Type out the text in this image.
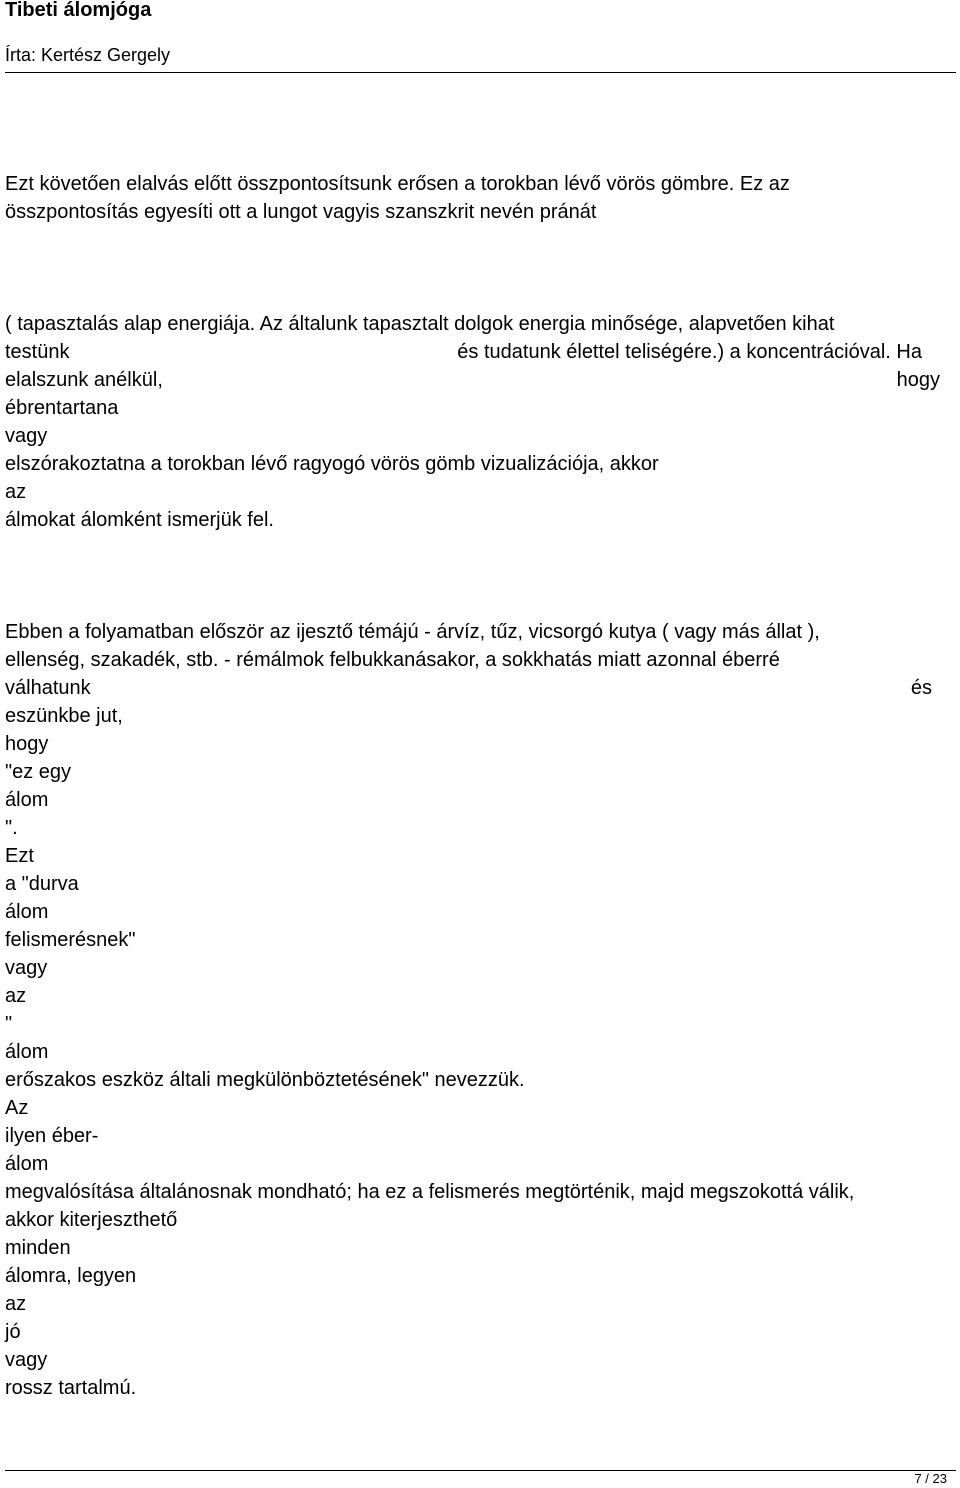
Tibeti álomjóga
Írta: Kertész Gergely
Ezt követően elalvás előtt összpontosítsunk erősen a torokban lévő vörös gömbre. Ez az
összpontosítás egyesíti ott a lungot vagyis szanszkrit nevén pránát
( tapasztalás alap energiája. Az általunk tapasztalt dolgok energia minősége, alapvetően kihat
testünk	és tudatunk élettel teliségére.) a koncentrációval. Ha
elalszunk anélkül,	hogy
ébrentartana
vagy
elszórakoztatna a torokban lévő ragyogó vörös gömb vizualizációja, akkor
az
álmokat álomként ismerjük fel.
Ebben a folyamatban először az ijesztő témájú - árvíz, tűz, vicsorgó kutya ( vagy más állat ),
ellenség, szakadék, stb. - rémálmok felbukkanásakor, a sokkhatás miatt azonnal éberré
válhatunk	és
eszünkbe jut,
hogy
"ez egy
álom
".
Ezt
a "durva
álom
felismerésnek"
vagy
az
"
álom
erőszakos eszköz általi megkülönböztetésének" nevezzük.
Az
ilyen éber-
álom
megvalósítása általánosnak mondható; ha ez a felismerés megtörténik, majd megszokottá válik,
akkor kiterjeszthető
minden
álomra, legyen
az
jó
vagy
rossz tartalmú.
7 / 23
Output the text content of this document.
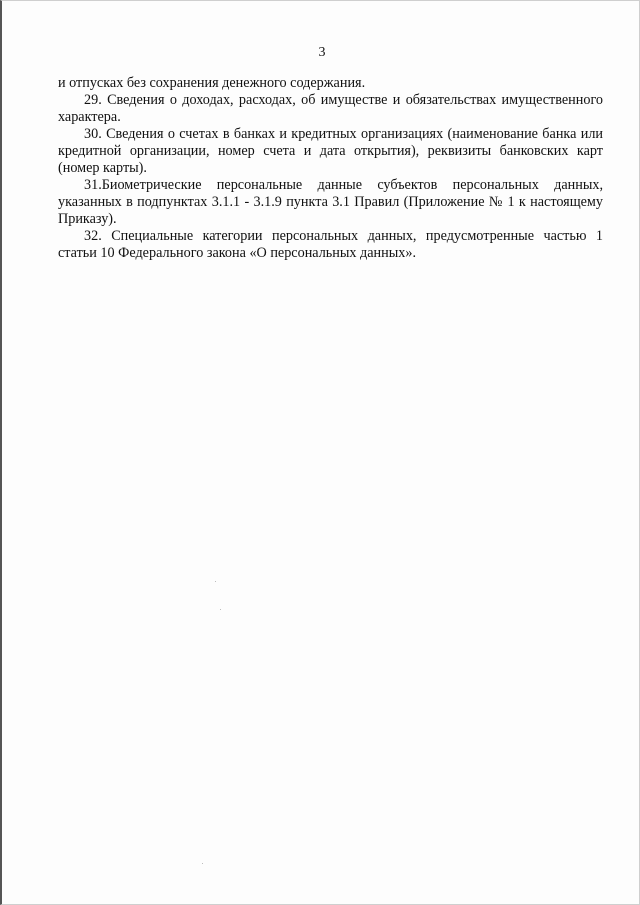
3

и отпусках без сохранения денежного содержания.

29. Сведения о доходах, расходах, об имуществе и обязательствах имущественного характера.

30. Сведения о счетах в банках и кредитных организациях (наименование банка или кредитной организации, номер счета и дата открытия), реквизиты банковских карт (номер карты).

31.Биометрические персональные данные субъектов персональных данных, указанных в подпунктах 3.1.1 - 3.1.9 пункта 3.1 Правил (Приложение № 1 к настоящему Приказу).

32. Специальные категории персональных данных, предусмотренные частью 1 статьи 10 Федерального закона «О персональных данных».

§ Problem: Scan the listing above and identify each line holding the string "персональных"; copy every such line.

§ Finished answer:
31.Биометрические персональные данные субъектов персональных данных, указанных в подпунктах 3.1.1 - 3.1.9 пункта 3.1 Правил (Приложение № 1 к настоящему Приказу).
32. Специальные категории персональных данных, предусмотренные частью 1 статьи 10 Федерального закона «О персональных данных».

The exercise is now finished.